Trecho do documento:
# # # # #
UMA LUZ NO FUNDO DAS TREVAS

Ana Maria Bahiana

Jornal O GLOBO - 1982

Ó Todos os Direitos Reservados

Na capa do disco, uma luz difusa, meio rosada, ilumina o rosto do artista; no logotipo, um prisma e um arco-íris sublinham o título, a idéia central de todo o disco: "Terra da Luz". Na contracapa, Ednardo quase desaparece num amplo espaço claro, aberto, talvez uma praia, talvez uma planície de onde emanam calor e luminosidade.

"A Terra da Luz é Fortaleza - Ednardo explica - Quando você convive intensamente com a cidade, como eu fiz nestes últimos três anos, percebe todas essas características sutis do lugar, o que lhe é mais próprio. E a luz em Fortaleza é muito especial."

O disco tem uma sonoridade semelhante ao visual de sua embalagem: transparente, tranqüilo, centrado sobre tudo no ritmo, que Ednardo desmonta e recompõe com agilidade e invenção - um maracatu se desdobra num rock, um blues emerge inesperadamente - com um notável trabalho de instrumentos de cordas, a cargo de Manassés (guitarra, violão, cavaquinho), Carlinhos (bandolim), e Robertinho de Recife (guitarra).

Ednardo confirma a impressão - a serenidade foi o eixo central da concepção e realização de "Terra da Luz".

"O nome veio por último, mas a idéia já estava lá. Os sete anos que eu vivi em São Paulo foram me deixando meio trancado, meio amargo, meu disco anterior tinha esta tônica, meio neo-apocalíptico, furioso. A decisão de voltar a morar em Fortaleza foi uma reação instintiva a isso.

As músicas que eu fiz lá - e fiz muitas músicas, mais dois filhos, nesse período - já foram saindo com essa qualidade diferente que, na hora eu nem percebi, tão natural que era. Olhando agora, eu vejo com clareza: são músicas que tem um desafogo, uma tranqüilidade. Não é aquela atitude de esquecer a barra pesada, fazer de conta que nada aconteceu, nem está acontecendo. É, antes, a possibilidade de ver uma luz no fundo das trevas e acreditar nela".
# # # # #
Linhas de dados:

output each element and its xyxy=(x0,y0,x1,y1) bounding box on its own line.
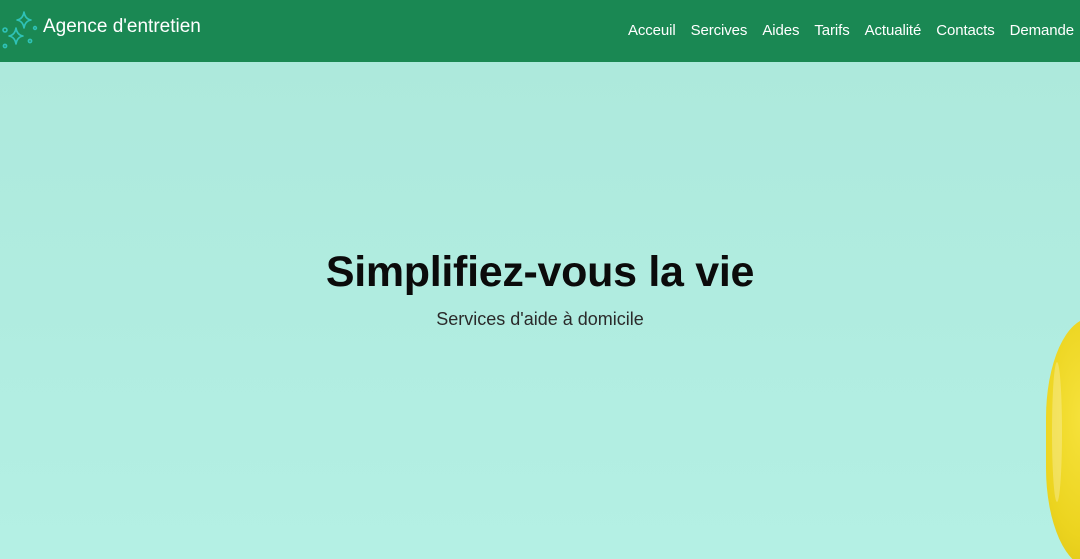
sparkle-stars-icon xyxy=(2,11,38,49)
hero-decorative-highlight xyxy=(1052,362,1062,502)
navbar: Agence d'entretien Acceuil Sercives Aide… xyxy=(0,0,1080,62)
page: Agence d'entretien Acceuil Sercives Aide… xyxy=(0,0,1080,559)
hero-banner: Simplifiez-vous la vie Services d'aide à… xyxy=(0,62,1080,559)
nav-link-actualite[interactable]: Actualité xyxy=(865,22,922,39)
nav-link-acceuil[interactable]: Acceuil xyxy=(628,22,676,39)
nav-link-services[interactable]: Sercives xyxy=(691,22,748,39)
brand-name: Agence d'entretien xyxy=(43,16,201,37)
hero-title: Simplifiez-vous la vie xyxy=(325,248,755,296)
main-nav: Acceuil Sercives Aides Tarifs Actualité … xyxy=(613,0,1074,62)
nav-link-aides[interactable]: Aides xyxy=(762,22,799,39)
nav-link-contacts[interactable]: Contacts xyxy=(936,22,995,39)
hero-subtitle: Services d'aide à domicile xyxy=(436,309,644,329)
nav-link-tarifs[interactable]: Tarifs xyxy=(814,22,849,39)
nav-link-demande[interactable]: Demande xyxy=(1010,22,1074,39)
brand-logo-link[interactable]: Agence d'entretien xyxy=(0,8,201,50)
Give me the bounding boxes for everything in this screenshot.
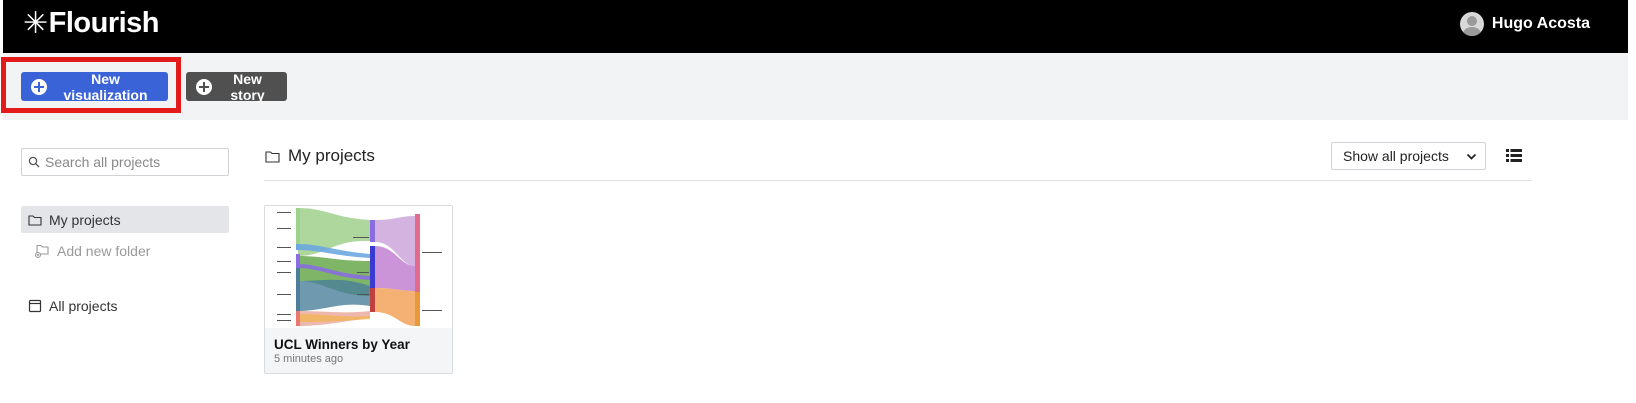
sidebar-item-label: My projects bbox=[49, 211, 121, 228]
search-input[interactable] bbox=[45, 154, 215, 170]
plus-circle-icon bbox=[31, 78, 47, 95]
page-title-text: My projects bbox=[288, 146, 375, 165]
sidebar-item-add-folder[interactable]: Add new folder bbox=[21, 237, 229, 264]
sidebar-item-all-projects[interactable]: All projects bbox=[21, 292, 229, 319]
project-filter-value: Show all projects bbox=[1343, 148, 1449, 164]
new-visualization-button[interactable]: New visualization bbox=[21, 70, 168, 103]
search-box bbox=[21, 148, 229, 176]
sidebar-item-label: All projects bbox=[49, 297, 118, 314]
top-bar: ✳ Flourish Hugo Acosta bbox=[3, 0, 1628, 53]
project-updated: 5 minutes ago bbox=[274, 353, 344, 365]
chevron-down-icon bbox=[1466, 153, 1477, 160]
sidebar-item-label: Add new folder bbox=[57, 242, 151, 259]
avatar bbox=[1459, 12, 1484, 36]
sidebar-item-my-projects[interactable]: My projects bbox=[21, 206, 229, 233]
project-card[interactable]: UCL Winners by Year 5 minutes ago bbox=[264, 205, 453, 374]
box-icon bbox=[28, 299, 42, 312]
user-menu[interactable]: Hugo Acosta bbox=[1459, 12, 1590, 36]
sankey-thumbnail bbox=[265, 206, 452, 328]
flourish-logo[interactable]: ✳ Flourish bbox=[23, 6, 160, 41]
project-title: UCL Winners by Year bbox=[274, 337, 410, 352]
add-folder-icon bbox=[35, 244, 49, 258]
user-name: Hugo Acosta bbox=[1491, 15, 1590, 32]
plus-circle-icon bbox=[196, 78, 212, 95]
page-title: My projects bbox=[265, 146, 375, 166]
new-visualization-label: New visualization bbox=[63, 70, 148, 103]
project-filter-select[interactable]: Show all projects bbox=[1331, 142, 1486, 170]
search-icon bbox=[28, 156, 40, 168]
new-story-label: New story bbox=[230, 70, 265, 103]
header-divider bbox=[264, 180, 1532, 181]
logo-text: Flourish bbox=[48, 7, 160, 39]
folder-icon bbox=[28, 214, 42, 226]
list-view-icon[interactable] bbox=[1506, 149, 1522, 162]
project-card-footer: UCL Winners by Year 5 minutes ago bbox=[265, 328, 452, 373]
new-story-button[interactable]: New story bbox=[186, 70, 287, 103]
folder-icon bbox=[265, 150, 280, 163]
logo-star-icon: ✳ bbox=[23, 7, 48, 40]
# # # # #
Problema proposto A: Na reportagem sobre o disco "Terra da Luz", quem é responsável pelo bandolim?
Problema proposto B: Prossiga a reportagem sobre o disco "Terra da Luz" a partir do ponto em que ela termina.

Resposta escrita A: Carlinhos.

Resposta escrita B:
"Terra da Luz", quebra um "auto-imposto" silêncio de dois anos de um compositor que não gosta muito da idéia de badalação. Em termos de atuação constante no eixo Rio-São Paulo - o que equivale quase a um atestado de vida artística para qualquer criador - o silêncio é ainda maior: desde o final de 79, Ednardo mora e trabalha em Fortaleza, apresentando-se pelo interior do Nordeste e só vindo ao Sul para gravar. Talvez por isso seus discos anteriores de 79 e 80, tenham repercutido pouco no eixo sul, e quando lhe pergunto por que sumiu -

"Eu não sumi - Ednardo diz, rindo. - Pelo contrário, trabalhei como nunca. Só que escolhi centrar meu trabalho em Fortaleza e no Nordeste. Pra sentir de novo esta parte do País e perceber o Brasil de um outro ponto de vista nordestino depois de tanto tempo no eixo sul. De outro lado é realmente um fato - o que acontece fora do eixo Rio-São Paulo é como se não estivesse acontecendo, a mão atualmente é daqui para lá. Não reclamo contra isso, é real, a sede das comunicações é aqui. Só que, por uma fase, optei por estar em Fortaleza, agora estou no Rio, porque meu projeto de música não é regional, é nacional e internacional. Atuo como uma pessoa que nasceu em Fortaleza-Ceará, no nordeste do Brasil, sabendo que aquele e este lugar é um pedacinho do Planeta Terra".

"Daqui do sul, muitas vezes se tem uma visão distorcida e estereotipada da cultura nordestina, pra começar ela não é uma coisa só, tem mil facetas e nuances, tem capacidade de digestão e transformações, impressionantes.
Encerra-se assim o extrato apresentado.